Objective
Return the number of lines holding "autre", with nothing added.
******
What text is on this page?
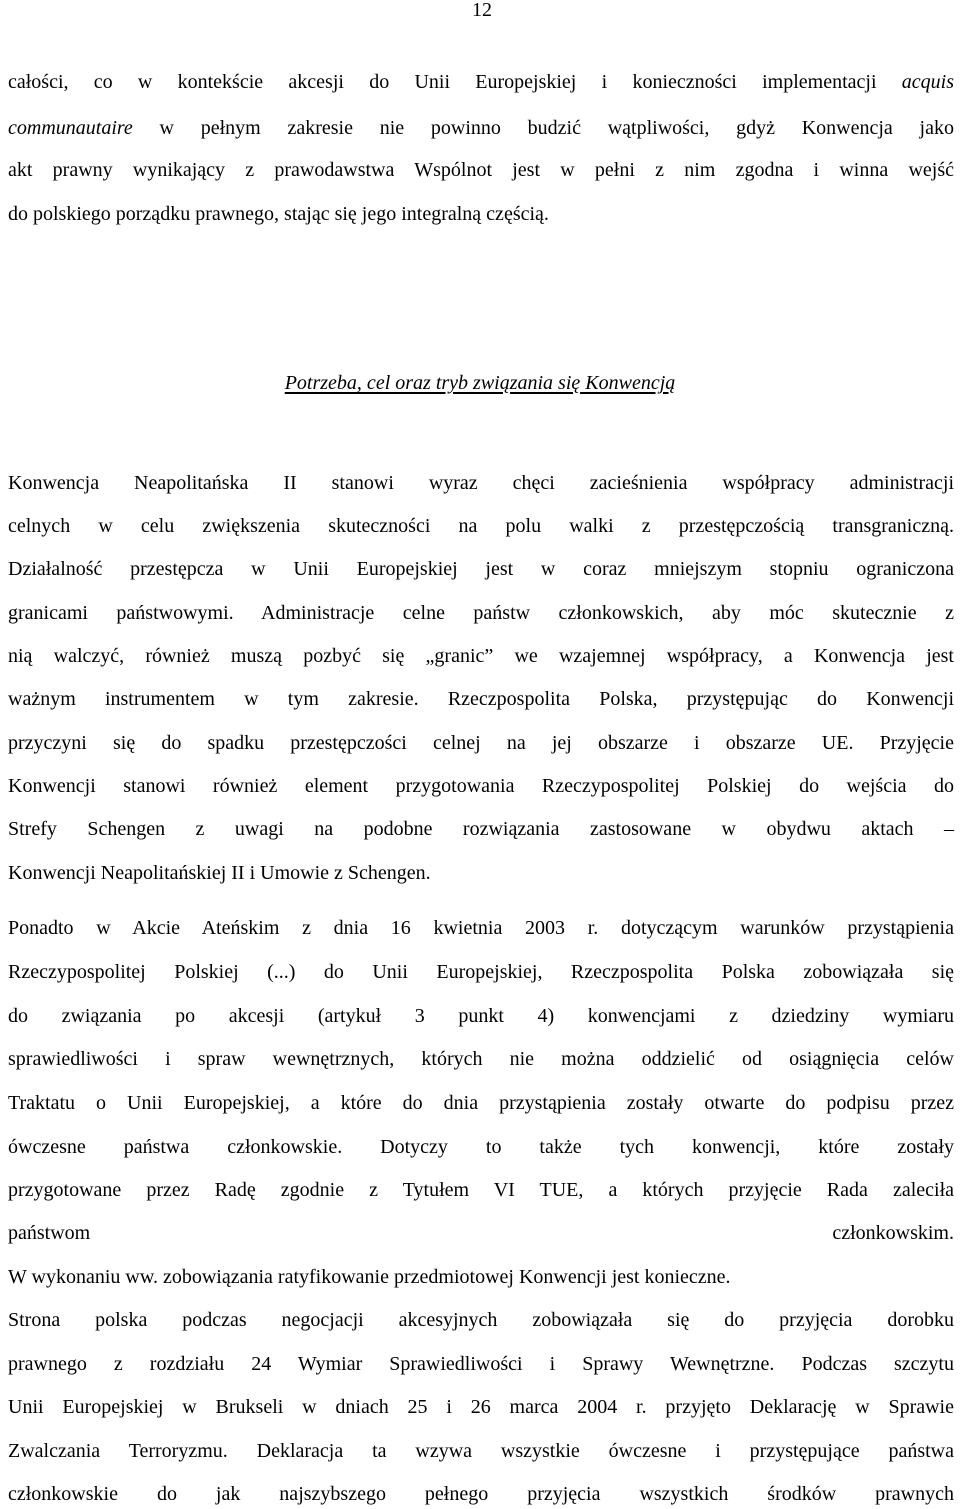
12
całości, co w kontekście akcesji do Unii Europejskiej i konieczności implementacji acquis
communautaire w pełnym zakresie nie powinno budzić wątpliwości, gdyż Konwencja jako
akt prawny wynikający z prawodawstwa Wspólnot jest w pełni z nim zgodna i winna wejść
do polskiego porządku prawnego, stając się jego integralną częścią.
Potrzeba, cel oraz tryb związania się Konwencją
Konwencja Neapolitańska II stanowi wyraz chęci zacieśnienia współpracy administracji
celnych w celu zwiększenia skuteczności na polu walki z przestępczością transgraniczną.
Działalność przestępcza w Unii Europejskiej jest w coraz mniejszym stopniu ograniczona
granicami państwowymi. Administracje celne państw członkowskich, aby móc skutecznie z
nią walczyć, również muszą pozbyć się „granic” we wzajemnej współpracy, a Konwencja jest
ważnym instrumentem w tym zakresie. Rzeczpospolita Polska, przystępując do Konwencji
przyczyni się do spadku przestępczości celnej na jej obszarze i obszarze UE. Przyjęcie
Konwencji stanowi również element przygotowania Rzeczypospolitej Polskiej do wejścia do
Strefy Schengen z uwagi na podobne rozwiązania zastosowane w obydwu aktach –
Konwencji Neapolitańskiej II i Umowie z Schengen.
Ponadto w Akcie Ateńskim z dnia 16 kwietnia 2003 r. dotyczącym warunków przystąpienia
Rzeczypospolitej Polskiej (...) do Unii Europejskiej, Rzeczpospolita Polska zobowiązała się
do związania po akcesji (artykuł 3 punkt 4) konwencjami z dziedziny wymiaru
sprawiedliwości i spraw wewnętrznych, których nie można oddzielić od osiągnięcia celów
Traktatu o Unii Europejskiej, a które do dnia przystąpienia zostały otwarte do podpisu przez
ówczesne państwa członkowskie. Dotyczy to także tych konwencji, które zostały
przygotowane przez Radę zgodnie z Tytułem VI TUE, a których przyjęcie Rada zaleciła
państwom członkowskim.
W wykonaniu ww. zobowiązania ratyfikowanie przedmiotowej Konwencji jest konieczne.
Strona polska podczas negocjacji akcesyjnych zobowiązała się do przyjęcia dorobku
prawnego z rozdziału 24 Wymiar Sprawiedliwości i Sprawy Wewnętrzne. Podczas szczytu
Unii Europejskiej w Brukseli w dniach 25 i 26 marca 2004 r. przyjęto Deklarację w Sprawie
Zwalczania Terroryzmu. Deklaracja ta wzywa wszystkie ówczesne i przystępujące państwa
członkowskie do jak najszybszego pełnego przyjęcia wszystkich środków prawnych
******
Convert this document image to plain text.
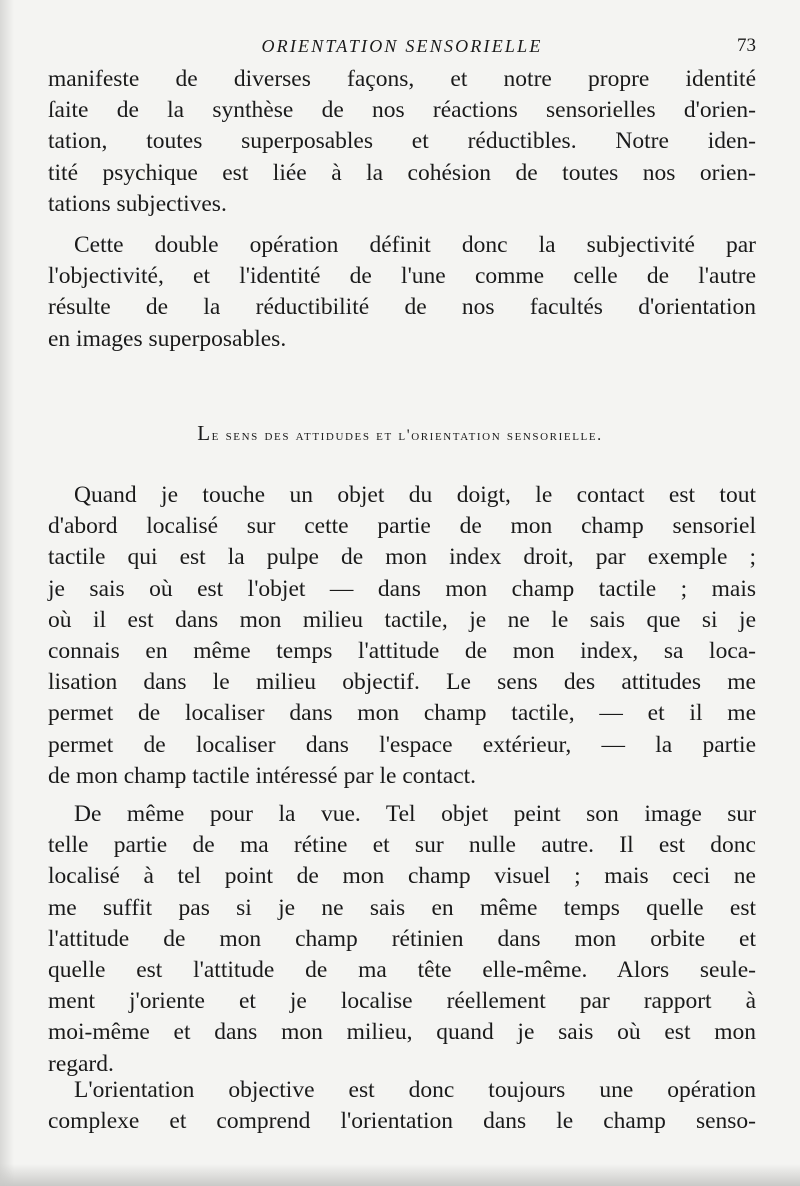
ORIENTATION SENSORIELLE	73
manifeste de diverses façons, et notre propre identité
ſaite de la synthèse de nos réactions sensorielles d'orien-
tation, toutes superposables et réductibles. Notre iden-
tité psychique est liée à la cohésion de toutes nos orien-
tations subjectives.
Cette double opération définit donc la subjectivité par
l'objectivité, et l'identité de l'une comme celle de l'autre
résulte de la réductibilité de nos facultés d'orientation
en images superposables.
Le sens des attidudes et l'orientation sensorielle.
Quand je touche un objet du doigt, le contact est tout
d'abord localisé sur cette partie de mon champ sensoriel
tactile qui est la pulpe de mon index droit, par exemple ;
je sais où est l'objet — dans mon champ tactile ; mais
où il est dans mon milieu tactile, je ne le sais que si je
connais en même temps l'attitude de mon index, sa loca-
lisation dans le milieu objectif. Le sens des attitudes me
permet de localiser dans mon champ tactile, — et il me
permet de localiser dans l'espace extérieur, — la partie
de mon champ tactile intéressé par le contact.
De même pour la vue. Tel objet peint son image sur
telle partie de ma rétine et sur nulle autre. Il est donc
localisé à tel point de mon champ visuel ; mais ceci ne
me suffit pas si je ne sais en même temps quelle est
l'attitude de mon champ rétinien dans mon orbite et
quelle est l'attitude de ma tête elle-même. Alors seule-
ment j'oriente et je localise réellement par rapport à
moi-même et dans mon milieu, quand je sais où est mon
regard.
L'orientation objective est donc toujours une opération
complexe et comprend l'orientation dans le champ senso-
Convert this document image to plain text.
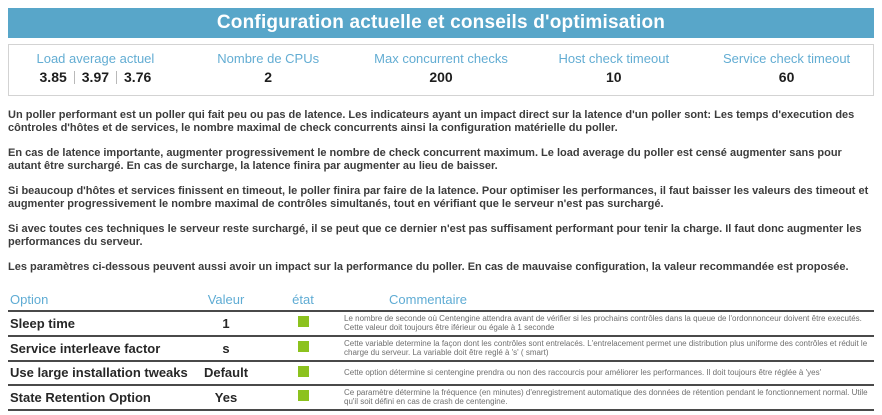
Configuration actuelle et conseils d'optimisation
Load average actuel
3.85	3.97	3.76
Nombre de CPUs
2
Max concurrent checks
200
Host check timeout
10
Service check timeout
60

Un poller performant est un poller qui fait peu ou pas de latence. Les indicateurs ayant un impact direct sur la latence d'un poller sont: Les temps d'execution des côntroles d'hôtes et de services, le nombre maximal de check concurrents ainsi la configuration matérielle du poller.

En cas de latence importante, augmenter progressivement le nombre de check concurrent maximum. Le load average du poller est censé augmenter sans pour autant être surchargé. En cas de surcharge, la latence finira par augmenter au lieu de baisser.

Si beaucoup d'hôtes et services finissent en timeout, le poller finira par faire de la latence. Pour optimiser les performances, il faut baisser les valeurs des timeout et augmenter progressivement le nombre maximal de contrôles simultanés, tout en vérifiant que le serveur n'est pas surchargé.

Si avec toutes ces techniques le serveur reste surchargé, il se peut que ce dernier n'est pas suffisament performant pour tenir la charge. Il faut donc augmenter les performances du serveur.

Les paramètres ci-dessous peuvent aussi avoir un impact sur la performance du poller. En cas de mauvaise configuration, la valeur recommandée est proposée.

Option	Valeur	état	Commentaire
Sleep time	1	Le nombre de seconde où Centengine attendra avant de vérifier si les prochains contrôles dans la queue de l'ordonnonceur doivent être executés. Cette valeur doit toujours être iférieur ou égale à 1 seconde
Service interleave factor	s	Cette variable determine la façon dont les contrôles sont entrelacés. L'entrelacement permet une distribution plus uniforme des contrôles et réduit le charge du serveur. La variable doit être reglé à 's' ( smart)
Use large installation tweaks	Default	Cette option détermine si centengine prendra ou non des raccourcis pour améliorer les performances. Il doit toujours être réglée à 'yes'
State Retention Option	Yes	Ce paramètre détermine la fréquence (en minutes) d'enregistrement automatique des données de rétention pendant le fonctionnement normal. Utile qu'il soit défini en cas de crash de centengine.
******
Response to the task
2